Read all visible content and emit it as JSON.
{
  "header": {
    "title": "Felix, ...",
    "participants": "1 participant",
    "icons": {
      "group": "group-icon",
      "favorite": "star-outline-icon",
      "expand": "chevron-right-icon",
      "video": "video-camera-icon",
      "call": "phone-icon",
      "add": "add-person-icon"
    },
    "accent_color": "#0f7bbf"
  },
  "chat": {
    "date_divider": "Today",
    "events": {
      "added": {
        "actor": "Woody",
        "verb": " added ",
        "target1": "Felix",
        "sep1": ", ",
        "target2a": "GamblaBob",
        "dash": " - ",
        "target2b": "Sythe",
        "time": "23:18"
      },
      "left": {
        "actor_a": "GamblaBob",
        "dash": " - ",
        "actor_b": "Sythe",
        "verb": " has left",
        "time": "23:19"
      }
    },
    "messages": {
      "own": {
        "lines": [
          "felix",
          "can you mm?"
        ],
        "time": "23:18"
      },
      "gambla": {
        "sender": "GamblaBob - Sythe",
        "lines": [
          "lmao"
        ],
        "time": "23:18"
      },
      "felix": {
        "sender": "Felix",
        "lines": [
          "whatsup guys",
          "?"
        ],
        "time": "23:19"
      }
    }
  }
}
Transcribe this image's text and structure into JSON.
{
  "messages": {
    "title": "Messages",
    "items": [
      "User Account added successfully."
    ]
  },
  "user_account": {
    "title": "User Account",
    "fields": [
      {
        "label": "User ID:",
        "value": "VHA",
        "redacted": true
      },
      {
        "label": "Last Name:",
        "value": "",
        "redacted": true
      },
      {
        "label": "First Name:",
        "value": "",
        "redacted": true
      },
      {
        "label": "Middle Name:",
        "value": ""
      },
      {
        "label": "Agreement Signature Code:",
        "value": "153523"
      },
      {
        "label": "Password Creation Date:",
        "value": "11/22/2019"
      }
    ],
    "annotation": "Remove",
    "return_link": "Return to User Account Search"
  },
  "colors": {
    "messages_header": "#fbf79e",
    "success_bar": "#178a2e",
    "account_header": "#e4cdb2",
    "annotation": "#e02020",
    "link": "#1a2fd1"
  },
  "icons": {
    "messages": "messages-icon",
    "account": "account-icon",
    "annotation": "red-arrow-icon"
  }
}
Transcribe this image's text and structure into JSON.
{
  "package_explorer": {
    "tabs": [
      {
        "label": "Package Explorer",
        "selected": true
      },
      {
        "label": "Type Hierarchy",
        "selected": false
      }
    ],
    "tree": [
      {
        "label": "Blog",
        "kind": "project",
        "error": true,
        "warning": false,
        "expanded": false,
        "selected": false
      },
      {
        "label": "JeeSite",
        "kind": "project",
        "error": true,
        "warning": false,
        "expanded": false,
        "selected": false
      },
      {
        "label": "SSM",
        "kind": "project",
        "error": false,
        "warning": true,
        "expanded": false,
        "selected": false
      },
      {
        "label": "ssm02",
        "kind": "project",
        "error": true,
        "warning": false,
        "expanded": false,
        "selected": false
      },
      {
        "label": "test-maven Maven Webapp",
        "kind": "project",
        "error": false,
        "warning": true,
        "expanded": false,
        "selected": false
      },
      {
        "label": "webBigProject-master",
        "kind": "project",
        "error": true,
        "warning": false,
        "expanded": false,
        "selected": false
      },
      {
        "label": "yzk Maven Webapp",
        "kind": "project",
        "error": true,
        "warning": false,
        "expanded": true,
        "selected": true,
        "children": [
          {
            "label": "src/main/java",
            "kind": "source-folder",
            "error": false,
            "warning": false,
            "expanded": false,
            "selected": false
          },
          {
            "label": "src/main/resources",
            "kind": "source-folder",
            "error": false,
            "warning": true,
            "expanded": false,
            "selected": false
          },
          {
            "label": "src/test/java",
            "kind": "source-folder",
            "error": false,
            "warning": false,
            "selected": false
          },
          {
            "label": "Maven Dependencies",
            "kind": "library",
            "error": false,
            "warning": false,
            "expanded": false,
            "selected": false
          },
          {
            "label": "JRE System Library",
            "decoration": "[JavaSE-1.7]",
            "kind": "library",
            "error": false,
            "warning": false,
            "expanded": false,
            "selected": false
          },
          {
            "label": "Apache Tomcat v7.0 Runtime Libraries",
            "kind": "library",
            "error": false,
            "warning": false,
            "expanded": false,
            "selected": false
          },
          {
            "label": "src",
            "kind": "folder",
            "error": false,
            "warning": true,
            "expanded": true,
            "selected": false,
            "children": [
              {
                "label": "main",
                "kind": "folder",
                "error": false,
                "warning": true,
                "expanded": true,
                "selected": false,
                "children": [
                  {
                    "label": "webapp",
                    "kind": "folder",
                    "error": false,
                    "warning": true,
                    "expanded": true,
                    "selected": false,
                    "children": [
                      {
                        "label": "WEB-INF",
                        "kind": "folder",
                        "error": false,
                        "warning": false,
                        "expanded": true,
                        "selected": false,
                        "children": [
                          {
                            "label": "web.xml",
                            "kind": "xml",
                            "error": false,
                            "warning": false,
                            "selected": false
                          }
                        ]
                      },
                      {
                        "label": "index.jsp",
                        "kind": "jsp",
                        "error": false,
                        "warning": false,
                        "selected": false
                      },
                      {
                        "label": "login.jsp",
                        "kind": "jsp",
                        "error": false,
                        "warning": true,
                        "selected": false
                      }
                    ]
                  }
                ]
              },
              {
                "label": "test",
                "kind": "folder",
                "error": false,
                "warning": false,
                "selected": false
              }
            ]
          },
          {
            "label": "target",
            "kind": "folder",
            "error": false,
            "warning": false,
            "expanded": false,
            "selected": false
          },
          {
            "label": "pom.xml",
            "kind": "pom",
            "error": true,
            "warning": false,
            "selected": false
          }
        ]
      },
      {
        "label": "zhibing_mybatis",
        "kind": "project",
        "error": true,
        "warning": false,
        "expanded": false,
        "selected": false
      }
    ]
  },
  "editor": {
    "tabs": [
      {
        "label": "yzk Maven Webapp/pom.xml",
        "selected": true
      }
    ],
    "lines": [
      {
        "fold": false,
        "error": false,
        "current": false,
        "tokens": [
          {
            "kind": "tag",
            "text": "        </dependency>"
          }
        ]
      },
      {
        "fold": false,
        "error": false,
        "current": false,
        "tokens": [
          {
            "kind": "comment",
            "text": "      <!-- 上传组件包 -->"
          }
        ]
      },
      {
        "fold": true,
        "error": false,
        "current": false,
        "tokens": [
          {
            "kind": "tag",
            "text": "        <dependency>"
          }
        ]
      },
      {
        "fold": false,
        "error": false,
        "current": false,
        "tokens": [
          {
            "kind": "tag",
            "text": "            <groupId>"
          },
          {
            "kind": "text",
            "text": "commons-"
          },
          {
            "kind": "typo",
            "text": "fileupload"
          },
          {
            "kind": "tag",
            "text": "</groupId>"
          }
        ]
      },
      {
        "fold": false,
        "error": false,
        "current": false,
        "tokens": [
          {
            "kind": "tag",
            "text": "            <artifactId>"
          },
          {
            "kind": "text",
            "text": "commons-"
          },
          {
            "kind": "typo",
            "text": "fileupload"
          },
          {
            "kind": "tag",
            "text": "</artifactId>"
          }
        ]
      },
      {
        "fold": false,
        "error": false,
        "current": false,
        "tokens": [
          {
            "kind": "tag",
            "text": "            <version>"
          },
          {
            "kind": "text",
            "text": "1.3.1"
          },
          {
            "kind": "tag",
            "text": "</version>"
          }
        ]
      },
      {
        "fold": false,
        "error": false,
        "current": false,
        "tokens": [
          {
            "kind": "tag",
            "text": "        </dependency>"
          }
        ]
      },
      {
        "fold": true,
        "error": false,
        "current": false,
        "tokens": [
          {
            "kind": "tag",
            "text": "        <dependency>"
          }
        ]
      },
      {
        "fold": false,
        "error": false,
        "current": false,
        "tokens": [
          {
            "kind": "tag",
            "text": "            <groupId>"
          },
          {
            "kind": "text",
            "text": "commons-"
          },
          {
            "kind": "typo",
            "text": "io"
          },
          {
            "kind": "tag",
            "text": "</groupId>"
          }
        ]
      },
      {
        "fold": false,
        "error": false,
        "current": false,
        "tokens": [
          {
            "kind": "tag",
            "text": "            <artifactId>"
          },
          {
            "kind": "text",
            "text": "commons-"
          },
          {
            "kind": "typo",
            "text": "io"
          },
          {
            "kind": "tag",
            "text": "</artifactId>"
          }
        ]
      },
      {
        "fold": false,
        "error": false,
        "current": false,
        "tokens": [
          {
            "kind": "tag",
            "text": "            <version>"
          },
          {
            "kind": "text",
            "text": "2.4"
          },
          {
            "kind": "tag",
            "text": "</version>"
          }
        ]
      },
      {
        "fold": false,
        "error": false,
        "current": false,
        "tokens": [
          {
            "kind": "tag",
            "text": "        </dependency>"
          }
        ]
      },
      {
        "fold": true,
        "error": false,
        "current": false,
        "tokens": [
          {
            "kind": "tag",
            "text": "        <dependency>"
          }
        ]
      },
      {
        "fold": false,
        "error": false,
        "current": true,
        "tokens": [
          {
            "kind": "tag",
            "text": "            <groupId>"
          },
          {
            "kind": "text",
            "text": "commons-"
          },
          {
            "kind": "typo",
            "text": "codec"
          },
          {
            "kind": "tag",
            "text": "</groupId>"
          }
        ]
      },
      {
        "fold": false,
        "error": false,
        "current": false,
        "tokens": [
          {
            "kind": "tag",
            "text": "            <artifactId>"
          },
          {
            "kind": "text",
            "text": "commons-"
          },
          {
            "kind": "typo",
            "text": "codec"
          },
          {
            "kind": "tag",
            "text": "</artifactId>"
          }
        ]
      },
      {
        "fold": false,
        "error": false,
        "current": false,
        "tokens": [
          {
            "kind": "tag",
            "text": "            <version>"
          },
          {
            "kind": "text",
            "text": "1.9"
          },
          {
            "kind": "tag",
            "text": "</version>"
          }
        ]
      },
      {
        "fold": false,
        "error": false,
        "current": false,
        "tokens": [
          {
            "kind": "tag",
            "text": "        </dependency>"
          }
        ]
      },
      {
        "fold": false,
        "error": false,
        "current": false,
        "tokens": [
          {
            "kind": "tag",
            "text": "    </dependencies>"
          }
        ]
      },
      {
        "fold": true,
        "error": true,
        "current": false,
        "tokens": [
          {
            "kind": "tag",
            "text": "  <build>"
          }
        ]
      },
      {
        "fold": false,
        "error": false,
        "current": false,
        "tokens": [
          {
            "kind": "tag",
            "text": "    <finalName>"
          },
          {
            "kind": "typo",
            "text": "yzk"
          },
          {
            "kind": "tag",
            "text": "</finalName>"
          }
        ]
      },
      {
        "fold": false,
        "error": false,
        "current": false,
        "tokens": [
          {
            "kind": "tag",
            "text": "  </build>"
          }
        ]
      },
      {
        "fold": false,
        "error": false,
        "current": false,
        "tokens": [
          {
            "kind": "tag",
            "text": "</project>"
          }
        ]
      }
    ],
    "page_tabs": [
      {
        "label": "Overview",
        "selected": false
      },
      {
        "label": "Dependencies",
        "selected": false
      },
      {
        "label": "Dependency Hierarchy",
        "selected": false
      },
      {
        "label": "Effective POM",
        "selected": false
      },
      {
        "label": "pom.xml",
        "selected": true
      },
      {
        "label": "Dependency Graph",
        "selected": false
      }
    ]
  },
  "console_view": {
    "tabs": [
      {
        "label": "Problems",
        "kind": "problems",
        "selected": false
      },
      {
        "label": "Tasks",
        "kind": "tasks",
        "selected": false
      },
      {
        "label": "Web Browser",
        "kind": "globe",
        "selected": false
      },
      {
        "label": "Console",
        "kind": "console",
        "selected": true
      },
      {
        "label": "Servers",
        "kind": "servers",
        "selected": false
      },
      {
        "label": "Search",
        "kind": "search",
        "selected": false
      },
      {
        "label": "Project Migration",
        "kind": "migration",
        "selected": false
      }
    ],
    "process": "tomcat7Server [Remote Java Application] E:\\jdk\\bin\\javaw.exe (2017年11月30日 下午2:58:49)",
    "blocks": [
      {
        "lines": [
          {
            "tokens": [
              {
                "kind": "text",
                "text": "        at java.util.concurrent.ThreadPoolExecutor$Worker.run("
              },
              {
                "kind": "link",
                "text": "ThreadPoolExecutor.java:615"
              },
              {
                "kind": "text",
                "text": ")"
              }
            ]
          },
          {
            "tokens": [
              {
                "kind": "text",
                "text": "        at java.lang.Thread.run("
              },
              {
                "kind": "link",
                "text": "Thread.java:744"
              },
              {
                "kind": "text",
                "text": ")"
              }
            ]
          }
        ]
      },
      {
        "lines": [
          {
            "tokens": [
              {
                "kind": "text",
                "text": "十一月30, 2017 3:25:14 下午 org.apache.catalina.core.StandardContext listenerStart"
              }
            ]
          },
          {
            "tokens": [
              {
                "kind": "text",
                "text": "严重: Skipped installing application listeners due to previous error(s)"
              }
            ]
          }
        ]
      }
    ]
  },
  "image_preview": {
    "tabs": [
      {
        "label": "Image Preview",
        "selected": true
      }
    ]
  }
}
##########
- Work to be completed:
List all lines from the entries that include the word "children".

- Result of this task:
        "children": [
            "children": [
                "children": [
                    "children": [
                        "children": [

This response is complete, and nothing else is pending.